■ REQUIRED TASK:
Reproduce every entry exactly.

■ AVAILABLE DATA:
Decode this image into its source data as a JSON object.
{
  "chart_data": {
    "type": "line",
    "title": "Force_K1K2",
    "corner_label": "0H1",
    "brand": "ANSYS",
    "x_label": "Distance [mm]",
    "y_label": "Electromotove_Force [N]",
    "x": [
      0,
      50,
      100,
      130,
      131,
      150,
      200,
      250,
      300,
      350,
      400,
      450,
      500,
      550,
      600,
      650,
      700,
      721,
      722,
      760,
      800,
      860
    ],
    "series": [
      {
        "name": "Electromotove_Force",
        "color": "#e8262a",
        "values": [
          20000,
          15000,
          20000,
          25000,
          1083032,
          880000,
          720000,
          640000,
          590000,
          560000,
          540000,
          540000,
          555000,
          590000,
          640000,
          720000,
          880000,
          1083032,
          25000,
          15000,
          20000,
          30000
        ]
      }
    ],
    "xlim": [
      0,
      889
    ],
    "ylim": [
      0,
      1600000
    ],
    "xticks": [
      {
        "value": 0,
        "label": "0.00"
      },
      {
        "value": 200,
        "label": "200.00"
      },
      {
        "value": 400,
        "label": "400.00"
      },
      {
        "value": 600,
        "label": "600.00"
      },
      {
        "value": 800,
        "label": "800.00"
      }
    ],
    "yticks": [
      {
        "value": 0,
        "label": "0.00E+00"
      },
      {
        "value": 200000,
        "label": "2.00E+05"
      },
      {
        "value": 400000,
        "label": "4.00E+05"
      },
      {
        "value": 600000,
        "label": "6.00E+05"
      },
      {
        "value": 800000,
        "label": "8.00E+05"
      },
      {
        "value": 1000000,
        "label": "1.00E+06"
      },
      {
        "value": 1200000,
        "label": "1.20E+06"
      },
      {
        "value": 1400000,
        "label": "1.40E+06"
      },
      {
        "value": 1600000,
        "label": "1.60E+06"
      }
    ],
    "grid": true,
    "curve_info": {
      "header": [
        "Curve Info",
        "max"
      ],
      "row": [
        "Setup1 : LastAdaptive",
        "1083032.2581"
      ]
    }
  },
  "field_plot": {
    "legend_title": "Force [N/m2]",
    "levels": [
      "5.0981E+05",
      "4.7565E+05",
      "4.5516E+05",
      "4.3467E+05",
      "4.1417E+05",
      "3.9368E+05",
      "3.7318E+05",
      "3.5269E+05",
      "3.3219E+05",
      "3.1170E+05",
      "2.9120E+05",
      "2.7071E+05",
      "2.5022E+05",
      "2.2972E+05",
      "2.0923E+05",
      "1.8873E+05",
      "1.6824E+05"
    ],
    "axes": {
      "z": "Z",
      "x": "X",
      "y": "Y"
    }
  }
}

■ WRITTEN SOLUTION:
Decode this image into its source data as a JSON object.
{
  "chart_data": {
    "type": "line",
    "title": "Force_K1K2",
    "corner_label": "0H1",
    "brand": "ANSYS",
    "x_label": "Distance [mm]",
    "y_label": "Electromotove_Force [N]",
    "x": [
      0,
      50,
      100,
      130,
      131,
      150,
      200,
      250,
      300,
      350,
      400,
      450,
      500,
      550,
      600,
      650,
      700,
      721,
      722,
      760,
      800,
      860
    ],
    "series": [
      {
        "name": "Electromotove_Force",
        "color": "#e8262a",
        "values": [
          20000,
          15000,
          20000,
          25000,
          1083032,
          880000,
          720000,
          640000,
          590000,
          560000,
          540000,
          540000,
          555000,
          590000,
          640000,
          720000,
          880000,
          1083032,
          25000,
          15000,
          20000,
          30000
        ]
      }
    ],
    "xlim": [
      0,
      889
    ],
    "ylim": [
      0,
      1600000
    ],
    "xticks": [
      {
        "value": 0,
        "label": "0.00"
      },
      {
        "value": 200,
        "label": "200.00"
      },
      {
        "value": 400,
        "label": "400.00"
      },
      {
        "value": 600,
        "label": "600.00"
      },
      {
        "value": 800,
        "label": "800.00"
      }
    ],
    "yticks": [
      {
        "value": 0,
        "label": "0.00E+00"
      },
      {
        "value": 200000,
        "label": "2.00E+05"
      },
      {
        "value": 400000,
        "label": "4.00E+05"
      },
      {
        "value": 600000,
        "label": "6.00E+05"
      },
      {
        "value": 800000,
        "label": "8.00E+05"
      },
      {
        "value": 1000000,
        "label": "1.00E+06"
      },
      {
        "value": 1200000,
        "label": "1.20E+06"
      },
      {
        "value": 1400000,
        "label": "1.40E+06"
      },
      {
        "value": 1600000,
        "label": "1.60E+06"
      }
    ],
    "grid": true,
    "curve_info": {
      "header": [
        "Curve Info",
        "max"
      ],
      "row": [
        "Setup1 : LastAdaptive",
        "1083032.2581"
      ]
    }
  },
  "field_plot": {
    "legend_title": "Force [N/m2]",
    "levels": [
      "5.0981E+05",
      "4.7565E+05",
      "4.5516E+05",
      "4.3467E+05",
      "4.1417E+05",
      "3.9368E+05",
      "3.7318E+05",
      "3.5269E+05",
      "3.3219E+05",
      "3.1170E+05",
      "2.9120E+05",
      "2.7071E+05",
      "2.5022E+05",
      "2.2972E+05",
      "2.0923E+05",
      "1.8873E+05",
      "1.6824E+05"
    ],
    "axes": {
      "z": "Z",
      "x": "X",
      "y": "Y"
    }
  }
}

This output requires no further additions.